• _TASK DESCRIPTION_: Drop all images and give the records again exactly.

• _INPUT ROWS_:
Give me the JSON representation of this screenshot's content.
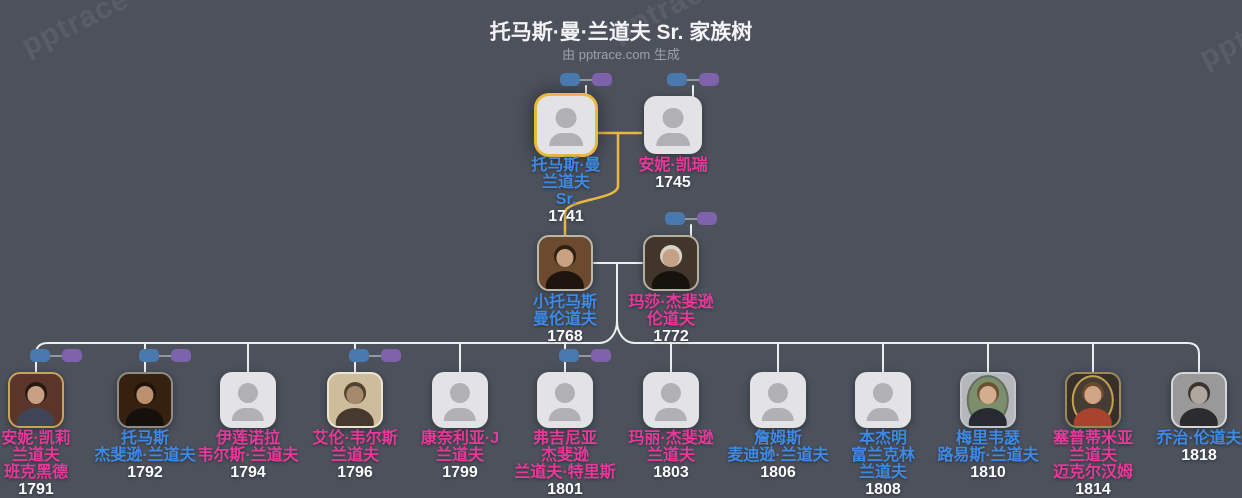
{
  "header": {
    "title": "托马斯·曼·兰道夫 Sr. 家族树",
    "subtitle": "由 pptrace.com 生成"
  },
  "watermark": {
    "text": "pptrace"
  },
  "colors": {
    "male_name": "#3d8ae6",
    "female_name": "#e8399b",
    "highlight": "#e9b83f",
    "focus_line": "#e9b83f",
    "connector": "#edeef0",
    "mini_father": "#4a7aad",
    "mini_mother": "#7e62ab"
  },
  "generations": [
    {
      "people": [
        {
          "name_lines": [
            "托马斯·曼",
            "兰道夫",
            "Sr."
          ],
          "year": "1741",
          "gender": "male",
          "highlighted": true,
          "mini_couple": true,
          "portrait": {
            "kind": "placeholder"
          }
        },
        {
          "name_lines": [
            "安妮·凯瑞"
          ],
          "year": "1745",
          "gender": "female",
          "highlighted": false,
          "mini_couple": true,
          "portrait": {
            "kind": "placeholder"
          }
        }
      ]
    },
    {
      "people": [
        {
          "name_lines": [
            "小托马斯",
            "曼伦道夫"
          ],
          "year": "1768",
          "gender": "male",
          "highlighted": false,
          "mini_couple": false,
          "portrait": {
            "kind": "photo",
            "bg": "#6b4a2e",
            "body": "#1f150e",
            "skin": "#c9a282",
            "hair": "#2e2014",
            "frame": "#bdb6aa"
          }
        },
        {
          "name_lines": [
            "玛莎·杰斐逊",
            "伦道夫"
          ],
          "year": "1772",
          "gender": "female",
          "highlighted": false,
          "mini_couple": true,
          "portrait": {
            "kind": "photo",
            "bg": "#42362a",
            "body": "#16120e",
            "skin": "#c4a084",
            "hair": "#d9d3c6",
            "frame": "#b5afa2"
          }
        }
      ]
    },
    {
      "people": [
        {
          "name_lines": [
            "安妮·凯莉",
            "兰道夫",
            "班克黑德"
          ],
          "year": "1791",
          "gender": "female",
          "highlighted": false,
          "mini_couple": true,
          "portrait": {
            "kind": "photo",
            "bg": "#5c352a",
            "body": "#3f4456",
            "skin": "#c9a083",
            "hair": "#27190f",
            "frame": "#c3a55c"
          }
        },
        {
          "name_lines": [
            "托马斯",
            "杰斐逊·兰道夫"
          ],
          "year": "1792",
          "gender": "male",
          "highlighted": false,
          "mini_couple": true,
          "portrait": {
            "kind": "photo",
            "bg": "#36200f",
            "body": "#15100b",
            "skin": "#bb906e",
            "hair": "#1d1309",
            "frame": "#8e8a84"
          }
        },
        {
          "name_lines": [
            "伊莲诺拉",
            "韦尔斯·兰道夫"
          ],
          "year": "1794",
          "gender": "female",
          "highlighted": false,
          "mini_couple": false,
          "portrait": {
            "kind": "placeholder"
          }
        },
        {
          "name_lines": [
            "艾伦·韦尔斯",
            "兰道夫"
          ],
          "year": "1796",
          "gender": "female",
          "highlighted": false,
          "mini_couple": true,
          "portrait": {
            "kind": "photo",
            "bg": "#cdbd9c",
            "body": "#463a2e",
            "skin": "#a58a6d",
            "hair": "#54432f",
            "frame": "#ece4d2"
          }
        },
        {
          "name_lines": [
            "康奈利亚·J",
            "兰道夫"
          ],
          "year": "1799",
          "gender": "female",
          "highlighted": false,
          "mini_couple": false,
          "portrait": {
            "kind": "placeholder"
          }
        },
        {
          "name_lines": [
            "弗吉尼亚",
            "杰斐逊",
            "兰道夫·特里斯"
          ],
          "year": "1801",
          "gender": "female",
          "highlighted": false,
          "mini_couple": true,
          "portrait": {
            "kind": "placeholder"
          }
        },
        {
          "name_lines": [
            "玛丽·杰斐逊",
            "兰道夫"
          ],
          "year": "1803",
          "gender": "female",
          "highlighted": false,
          "mini_couple": false,
          "portrait": {
            "kind": "placeholder"
          }
        },
        {
          "name_lines": [
            "詹姆斯",
            "麦迪逊·兰道夫"
          ],
          "year": "1806",
          "gender": "male",
          "highlighted": false,
          "mini_couple": false,
          "portrait": {
            "kind": "placeholder"
          }
        },
        {
          "name_lines": [
            "本杰明",
            "富兰克林",
            "兰道夫"
          ],
          "year": "1808",
          "gender": "male",
          "highlighted": false,
          "mini_couple": false,
          "portrait": {
            "kind": "placeholder"
          }
        },
        {
          "name_lines": [
            "梅里韦瑟",
            "路易斯·兰道夫"
          ],
          "year": "1810",
          "gender": "male",
          "highlighted": false,
          "mini_couple": false,
          "portrait": {
            "kind": "photo",
            "bg": "#b4b8bd",
            "oval": "#7c8f6d",
            "ring": "#656e5a",
            "body": "#272b31",
            "skin": "#d3ae8e",
            "hair": "#6e4f30",
            "frame": "#c2c6cb"
          }
        },
        {
          "name_lines": [
            "塞普蒂米亚",
            "兰道夫",
            "迈克尔汉姆"
          ],
          "year": "1814",
          "gender": "female",
          "highlighted": false,
          "mini_couple": false,
          "portrait": {
            "kind": "photo",
            "bg": "#37302a",
            "oval": "#453c33",
            "ring": "#c4a252",
            "body": "#a8432e",
            "skin": "#cfa585",
            "hair": "#6b4a2c",
            "frame": "#9c8a5a"
          }
        },
        {
          "name_lines": [
            "乔治·伦道夫"
          ],
          "year": "1818",
          "gender": "male",
          "highlighted": false,
          "mini_couple": false,
          "portrait": {
            "kind": "photo",
            "bg": "#999999",
            "body": "#2c2c2e",
            "skin": "#b0a89e",
            "hair": "#3a342e",
            "frame": "#d6d6d8"
          }
        }
      ]
    }
  ]
}
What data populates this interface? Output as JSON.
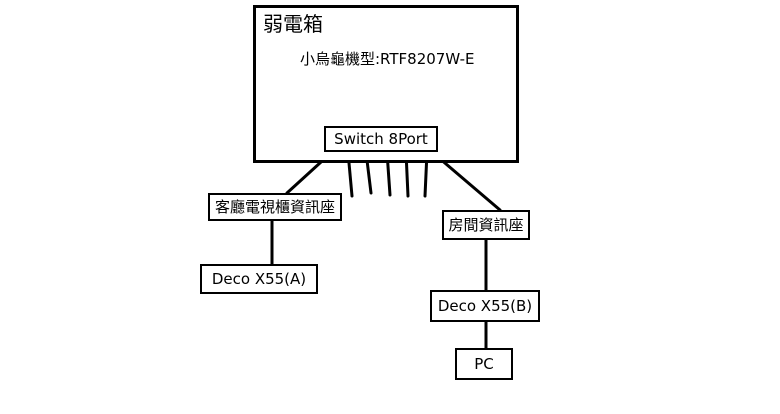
{
  "cabinet": {
    "title": "弱電箱",
    "modem_label": "小烏龜機型:RTF8207W-E"
  },
  "switch": {
    "label": "Switch 8Port"
  },
  "outlets": {
    "living_room": "客廳電視櫃資訊座",
    "bedroom": "房間資訊座"
  },
  "devices": {
    "deco_a": "Deco X55(A)",
    "deco_b": "Deco X55(B)",
    "pc": "PC"
  }
}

• _TASK RESULT_:
Give me the JSON representation of this screenshot's content.
{
  "header": {
    "title": "托马斯·曼·兰道夫 Sr. 家族树",
    "subtitle": "由 pptrace.com 生成"
  },
  "watermark": {
    "text": "pptrace"
  },
  "colors": {
    "male_name": "#3d8ae6",
    "female_name": "#e8399b",
    "highlight": "#e9b83f",
    "focus_line": "#e9b83f",
    "connector": "#edeef0",
    "mini_father": "#4a7aad",
    "mini_mother": "#7e62ab"
  },
  "generations": [
    {
      "people": [
        {
          "name_lines": [
            "托马斯·曼",
            "兰道夫",
            "Sr."
          ],
          "year": "1741",
          "gender": "male",
          "highlighted": true,
          "mini_couple": true,
          "portrait": {
            "kind": "placeholder"
          }
        },
        {
          "name_lines": [
            "安妮·凯瑞"
          ],
          "year": "1745",
          "gender": "female",
          "highlighted": false,
          "mini_couple": true,
          "portrait": {
            "kind": "placeholder"
          }
        }
      ]
    },
    {
      "people": [
        {
          "name_lines": [
            "小托马斯",
            "曼伦道夫"
          ],
          "year": "1768",
          "gender": "male",
          "highlighted": false,
          "mini_couple": false,
          "portrait": {
            "kind": "photo",
            "bg": "#6b4a2e",
            "body": "#1f150e",
            "skin": "#c9a282",
            "hair": "#2e2014",
            "frame": "#bdb6aa"
          }
        },
        {
          "name_lines": [
            "玛莎·杰斐逊",
            "伦道夫"
          ],
          "year": "1772",
          "gender": "female",
          "highlighted": false,
          "mini_couple": true,
          "portrait": {
            "kind": "photo",
            "bg": "#42362a",
            "body": "#16120e",
            "skin": "#c4a084",
            "hair": "#d9d3c6",
            "frame": "#b5afa2"
          }
        }
      ]
    },
    {
      "people": [
        {
          "name_lines": [
            "安妮·凯莉",
            "兰道夫",
            "班克黑德"
          ],
          "year": "1791",
          "gender": "female",
          "highlighted": false,
          "mini_couple": true,
          "portrait": {
            "kind": "photo",
            "bg": "#5c352a",
            "body": "#3f4456",
            "skin": "#c9a083",
            "hair": "#27190f",
            "frame": "#c3a55c"
          }
        },
        {
          "name_lines": [
            "托马斯",
            "杰斐逊·兰道夫"
          ],
          "year": "1792",
          "gender": "male",
          "highlighted": false,
          "mini_couple": true,
          "portrait": {
            "kind": "photo",
            "bg": "#36200f",
            "body": "#15100b",
            "skin": "#bb906e",
            "hair": "#1d1309",
            "frame": "#8e8a84"
          }
        },
        {
          "name_lines": [
            "伊莲诺拉",
            "韦尔斯·兰道夫"
          ],
          "year": "1794",
          "gender": "female",
          "highlighted": false,
          "mini_couple": false,
          "portrait": {
            "kind": "placeholder"
          }
        },
        {
          "name_lines": [
            "艾伦·韦尔斯",
            "兰道夫"
          ],
          "year": "1796",
          "gender": "female",
          "highlighted": false,
          "mini_couple": true,
          "portrait": {
            "kind": "photo",
            "bg": "#cdbd9c",
            "body": "#463a2e",
            "skin": "#a58a6d",
            "hair": "#54432f",
            "frame": "#ece4d2"
          }
        },
        {
          "name_lines": [
            "康奈利亚·J",
            "兰道夫"
          ],
          "year": "1799",
          "gender": "female",
          "highlighted": false,
          "mini_couple": false,
          "portrait": {
            "kind": "placeholder"
          }
        },
        {
          "name_lines": [
            "弗吉尼亚",
            "杰斐逊",
            "兰道夫·特里斯"
          ],
          "year": "1801",
          "gender": "female",
          "highlighted": false,
          "mini_couple": true,
          "portrait": {
            "kind": "placeholder"
          }
        },
        {
          "name_lines": [
            "玛丽·杰斐逊",
            "兰道夫"
          ],
          "year": "1803",
          "gender": "female",
          "highlighted": false,
          "mini_couple": false,
          "portrait": {
            "kind": "placeholder"
          }
        },
        {
          "name_lines": [
            "詹姆斯",
            "麦迪逊·兰道夫"
          ],
          "year": "1806",
          "gender": "male",
          "highlighted": false,
          "mini_couple": false,
          "portrait": {
            "kind": "placeholder"
          }
        },
        {
          "name_lines": [
            "本杰明",
            "富兰克林",
            "兰道夫"
          ],
          "year": "1808",
          "gender": "male",
          "highlighted": false,
          "mini_couple": false,
          "portrait": {
            "kind": "placeholder"
          }
        },
        {
          "name_lines": [
            "梅里韦瑟",
            "路易斯·兰道夫"
          ],
          "year": "1810",
          "gender": "male",
          "highlighted": false,
          "mini_couple": false,
          "portrait": {
            "kind": "photo",
            "bg": "#b4b8bd",
            "oval": "#7c8f6d",
            "ring": "#656e5a",
            "body": "#272b31",
            "skin": "#d3ae8e",
            "hair": "#6e4f30",
            "frame": "#c2c6cb"
          }
        },
        {
          "name_lines": [
            "塞普蒂米亚",
            "兰道夫",
            "迈克尔汉姆"
          ],
          "year": "1814",
          "gender": "female",
          "highlighted": false,
          "mini_couple": false,
          "portrait": {
            "kind": "photo",
            "bg": "#37302a",
            "oval": "#453c33",
            "ring": "#c4a252",
            "body": "#a8432e",
            "skin": "#cfa585",
            "hair": "#6b4a2c",
            "frame": "#9c8a5a"
          }
        },
        {
          "name_lines": [
            "乔治·伦道夫"
          ],
          "year": "1818",
          "gender": "male",
          "highlighted": false,
          "mini_couple": false,
          "portrait": {
            "kind": "photo",
            "bg": "#999999",
            "body": "#2c2c2e",
            "skin": "#b0a89e",
            "hair": "#3a342e",
            "frame": "#d6d6d8"
          }
        }
      ]
    }
  ]
}
What data populates this interface? Output as JSON.
{
  "cabinet": {
    "title": "弱電箱",
    "modem_label": "小烏龜機型:RTF8207W-E"
  },
  "switch": {
    "label": "Switch 8Port"
  },
  "outlets": {
    "living_room": "客廳電視櫃資訊座",
    "bedroom": "房間資訊座"
  },
  "devices": {
    "deco_a": "Deco X55(A)",
    "deco_b": "Deco X55(B)",
    "pc": "PC"
  }
}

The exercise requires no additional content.